- _Exercise directions_
Lines that hold the word "collision" should be located and copied.

- _Material_
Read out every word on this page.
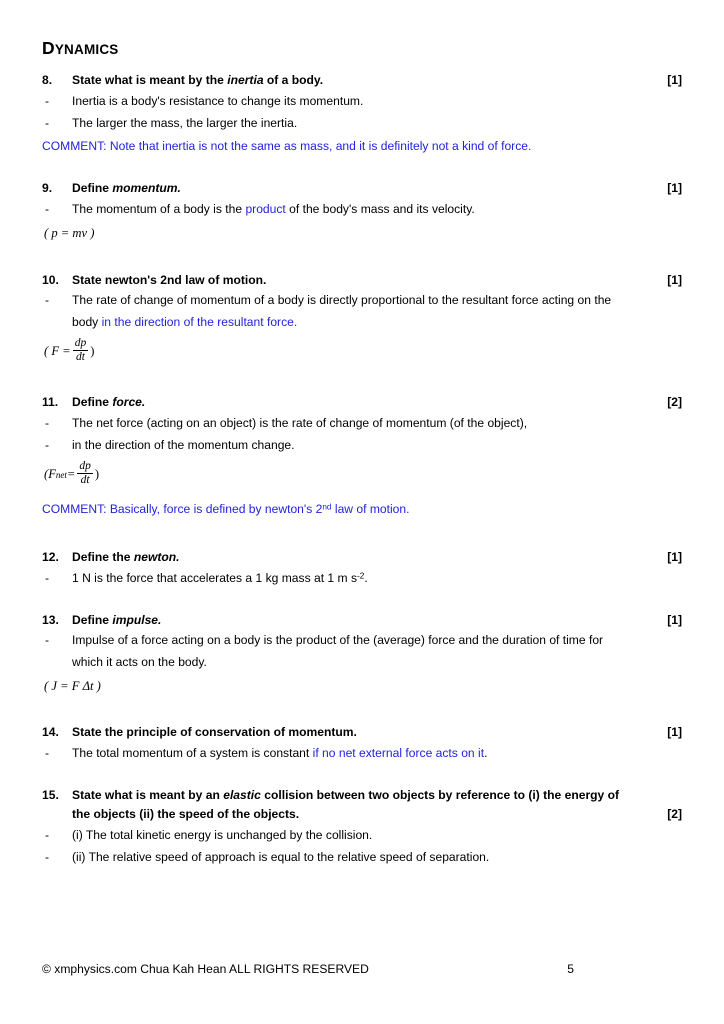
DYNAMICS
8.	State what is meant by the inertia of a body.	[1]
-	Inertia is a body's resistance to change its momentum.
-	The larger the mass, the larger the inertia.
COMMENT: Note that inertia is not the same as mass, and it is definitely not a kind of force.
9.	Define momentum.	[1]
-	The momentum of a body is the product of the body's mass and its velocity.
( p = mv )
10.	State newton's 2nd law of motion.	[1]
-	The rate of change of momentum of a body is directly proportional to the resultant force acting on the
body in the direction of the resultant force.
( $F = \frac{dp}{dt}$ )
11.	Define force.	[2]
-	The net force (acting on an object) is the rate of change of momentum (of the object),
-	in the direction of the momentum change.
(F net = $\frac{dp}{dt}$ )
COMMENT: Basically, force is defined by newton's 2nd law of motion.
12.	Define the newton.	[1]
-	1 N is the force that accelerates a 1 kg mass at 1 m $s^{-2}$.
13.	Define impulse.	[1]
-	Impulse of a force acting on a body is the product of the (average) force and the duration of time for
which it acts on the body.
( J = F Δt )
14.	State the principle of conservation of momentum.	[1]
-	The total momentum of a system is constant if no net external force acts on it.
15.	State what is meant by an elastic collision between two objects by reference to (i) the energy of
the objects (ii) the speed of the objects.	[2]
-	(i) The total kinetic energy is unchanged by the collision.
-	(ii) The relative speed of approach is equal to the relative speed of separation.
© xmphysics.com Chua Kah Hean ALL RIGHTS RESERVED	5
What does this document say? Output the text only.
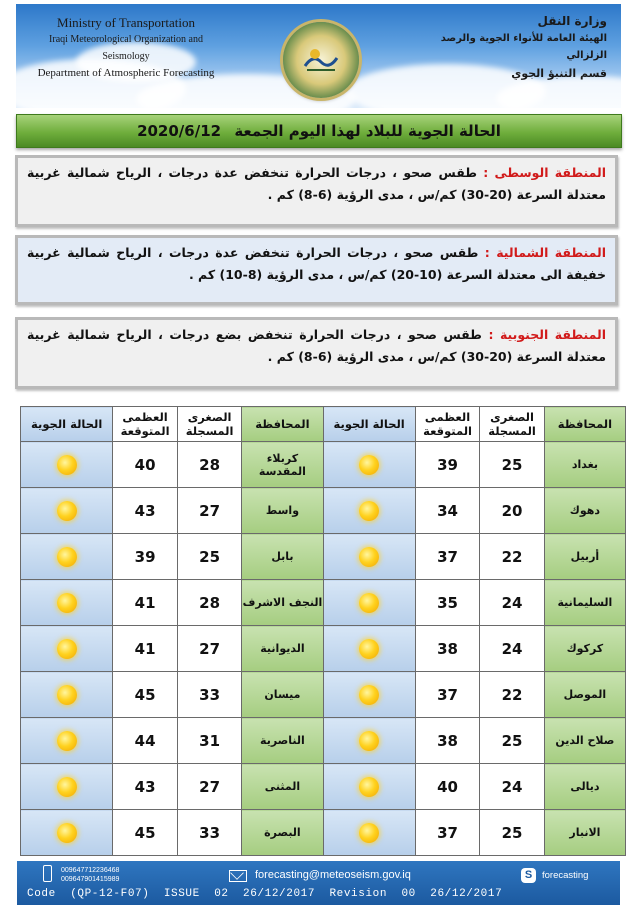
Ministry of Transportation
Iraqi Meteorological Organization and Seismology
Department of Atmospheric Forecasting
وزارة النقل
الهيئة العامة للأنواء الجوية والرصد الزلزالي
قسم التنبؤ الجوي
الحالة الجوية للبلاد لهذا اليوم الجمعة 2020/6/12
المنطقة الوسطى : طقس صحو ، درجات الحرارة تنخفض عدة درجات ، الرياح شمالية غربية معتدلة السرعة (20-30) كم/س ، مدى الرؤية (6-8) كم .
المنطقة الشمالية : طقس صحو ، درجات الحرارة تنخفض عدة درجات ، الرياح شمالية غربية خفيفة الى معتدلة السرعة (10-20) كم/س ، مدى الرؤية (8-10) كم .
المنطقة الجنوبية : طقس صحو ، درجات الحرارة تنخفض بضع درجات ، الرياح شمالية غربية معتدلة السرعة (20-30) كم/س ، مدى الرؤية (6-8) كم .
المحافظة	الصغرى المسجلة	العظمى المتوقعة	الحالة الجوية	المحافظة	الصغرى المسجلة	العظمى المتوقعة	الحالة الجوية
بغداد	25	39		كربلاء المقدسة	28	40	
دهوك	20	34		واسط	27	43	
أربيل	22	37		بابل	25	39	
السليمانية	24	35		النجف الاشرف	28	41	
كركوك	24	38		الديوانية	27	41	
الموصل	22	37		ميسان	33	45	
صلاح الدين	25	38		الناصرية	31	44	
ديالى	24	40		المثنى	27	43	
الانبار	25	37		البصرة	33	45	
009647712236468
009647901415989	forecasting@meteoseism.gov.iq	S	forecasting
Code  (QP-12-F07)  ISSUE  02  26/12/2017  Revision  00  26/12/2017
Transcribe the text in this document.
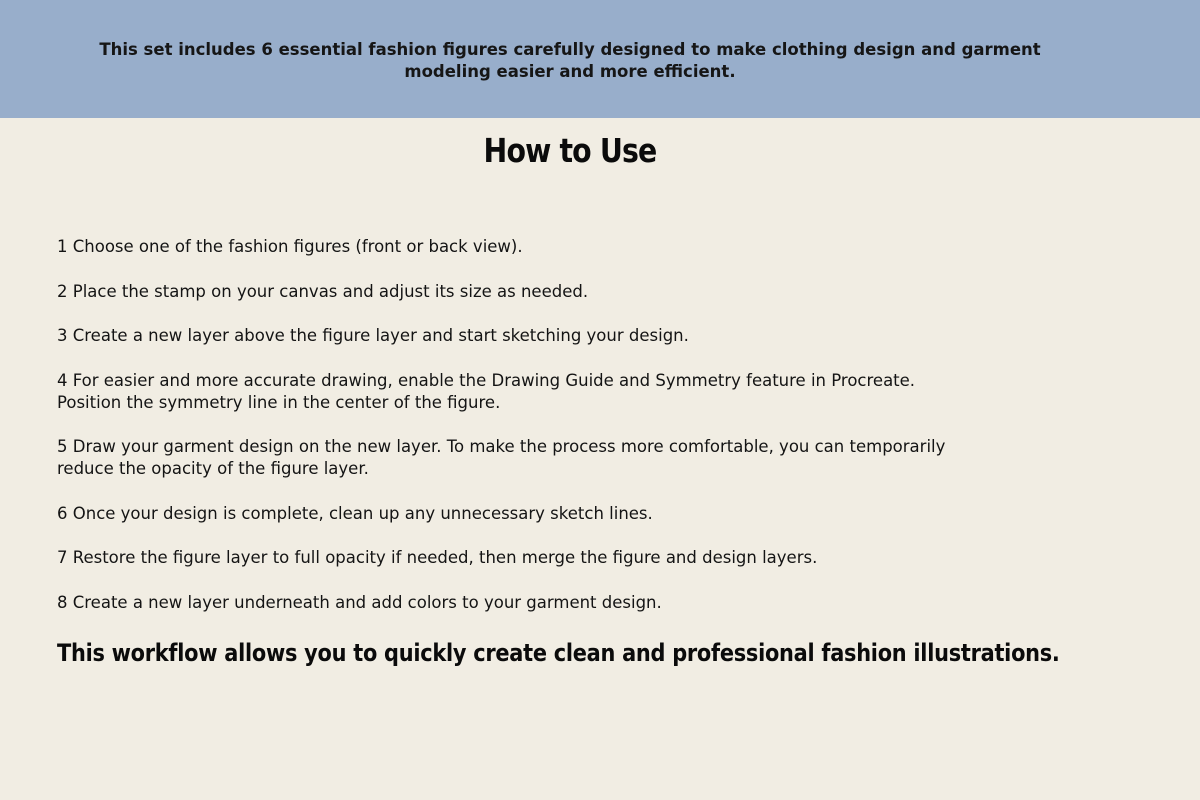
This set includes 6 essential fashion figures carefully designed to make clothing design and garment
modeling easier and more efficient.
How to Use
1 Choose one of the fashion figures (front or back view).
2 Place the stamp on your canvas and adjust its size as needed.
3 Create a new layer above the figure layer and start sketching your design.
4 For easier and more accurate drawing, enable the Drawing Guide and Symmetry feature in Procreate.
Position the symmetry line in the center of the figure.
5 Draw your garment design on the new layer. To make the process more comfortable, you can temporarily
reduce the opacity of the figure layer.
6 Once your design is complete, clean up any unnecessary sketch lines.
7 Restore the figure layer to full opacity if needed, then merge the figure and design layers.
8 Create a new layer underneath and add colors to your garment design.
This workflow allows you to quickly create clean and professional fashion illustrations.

- _Right answer_
15.	State what is meant by an elastic collision between two objects by reference to (i) the energy of
-	(i) The total kinetic energy is unchanged by the collision.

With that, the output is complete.